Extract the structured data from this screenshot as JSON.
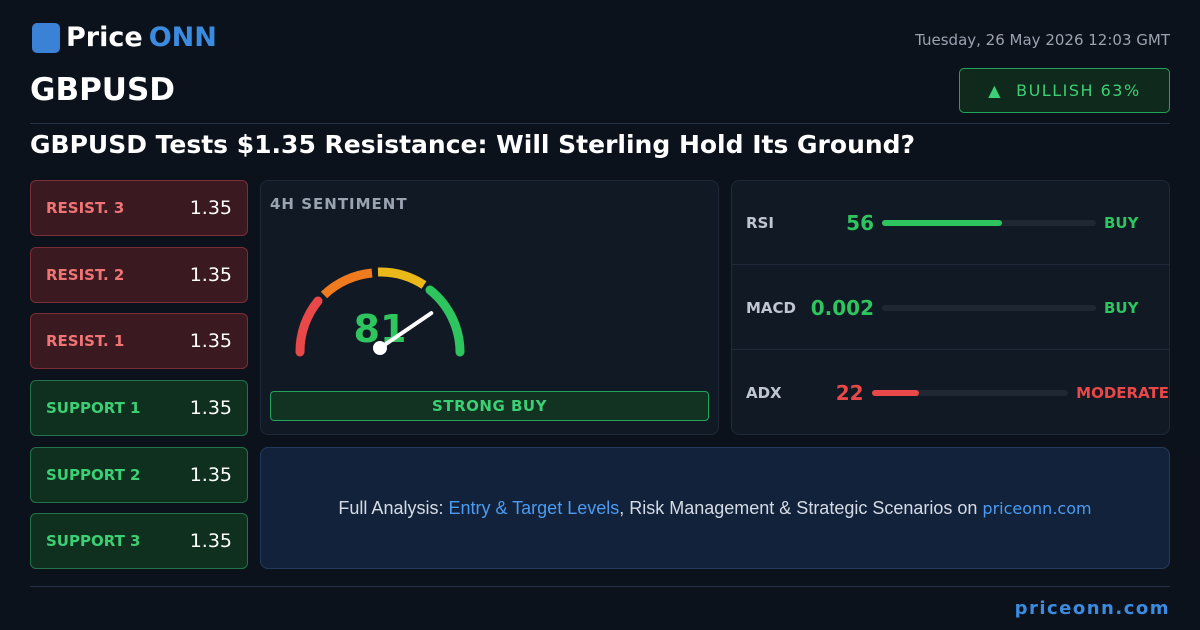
{
  "logo": {
    "prefix": "Price",
    "suffix": "ONN"
  },
  "date": "Tuesday, 26 May 2026 12:03 GMT",
  "symbol": "GBPUSD",
  "badge": "BULLISH 63%",
  "headline": "GBPUSD Tests $1.35 Resistance: Will Sterling Hold Its Ground?",
  "levels": [
    {
      "label": "RESIST. 3",
      "value": 1.35
    },
    {
      "label": "RESIST. 2",
      "value": 1.35
    },
    {
      "label": "RESIST. 1",
      "value": 1.35
    },
    {
      "label": "SUPPORT 1",
      "value": 1.35
    },
    {
      "label": "SUPPORT 2",
      "value": 1.35
    },
    {
      "label": "SUPPORT 3",
      "value": 1.35
    }
  ],
  "sentiment": {
    "title": "4H SENTIMENT",
    "score": 81,
    "verdict": "STRONG BUY"
  },
  "indicators": [
    {
      "name": "RSI",
      "value": 56,
      "signal": "BUY"
    },
    {
      "name": "MACD",
      "value": 0.002,
      "signal": "BUY"
    },
    {
      "name": "ADX",
      "value": 22,
      "signal": "MODERATE"
    }
  ],
  "footer": {
    "lead": "Full Analysis: ",
    "link": "Entry & Target Levels",
    "middle": ", Risk Management & Strategic Scenarios on ",
    "site": "priceonn.com"
  },
  "site": "priceonn.com"
}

^^^^^^^^

*What you should do*. Without the pictures, return the entries exactly as they appear.

*Correct output*.
Extract the structured data from this screenshot as JSON.
{
  "logo": {
    "prefix": "Price",
    "suffix": "ONN"
  },
  "date": "Tuesday, 26 May 2026 12:03 GMT",
  "symbol": "GBPUSD",
  "badge": "BULLISH 63%",
  "headline": "GBPUSD Tests $1.35 Resistance: Will Sterling Hold Its Ground?",
  "levels": [
    {
      "label": "RESIST. 3",
      "value": 1.35
    },
    {
      "label": "RESIST. 2",
      "value": 1.35
    },
    {
      "label": "RESIST. 1",
      "value": 1.35
    },
    {
      "label": "SUPPORT 1",
      "value": 1.35
    },
    {
      "label": "SUPPORT 2",
      "value": 1.35
    },
    {
      "label": "SUPPORT 3",
      "value": 1.35
    }
  ],
  "sentiment": {
    "title": "4H SENTIMENT",
    "score": 81,
    "verdict": "STRONG BUY"
  },
  "indicators": [
    {
      "name": "RSI",
      "value": 56,
      "signal": "BUY"
    },
    {
      "name": "MACD",
      "value": 0.002,
      "signal": "BUY"
    },
    {
      "name": "ADX",
      "value": 22,
      "signal": "MODERATE"
    }
  ],
  "footer": {
    "lead": "Full Analysis: ",
    "link": "Entry & Target Levels",
    "middle": ", Risk Management & Strategic Scenarios on ",
    "site": "priceonn.com"
  },
  "site": "priceonn.com"
}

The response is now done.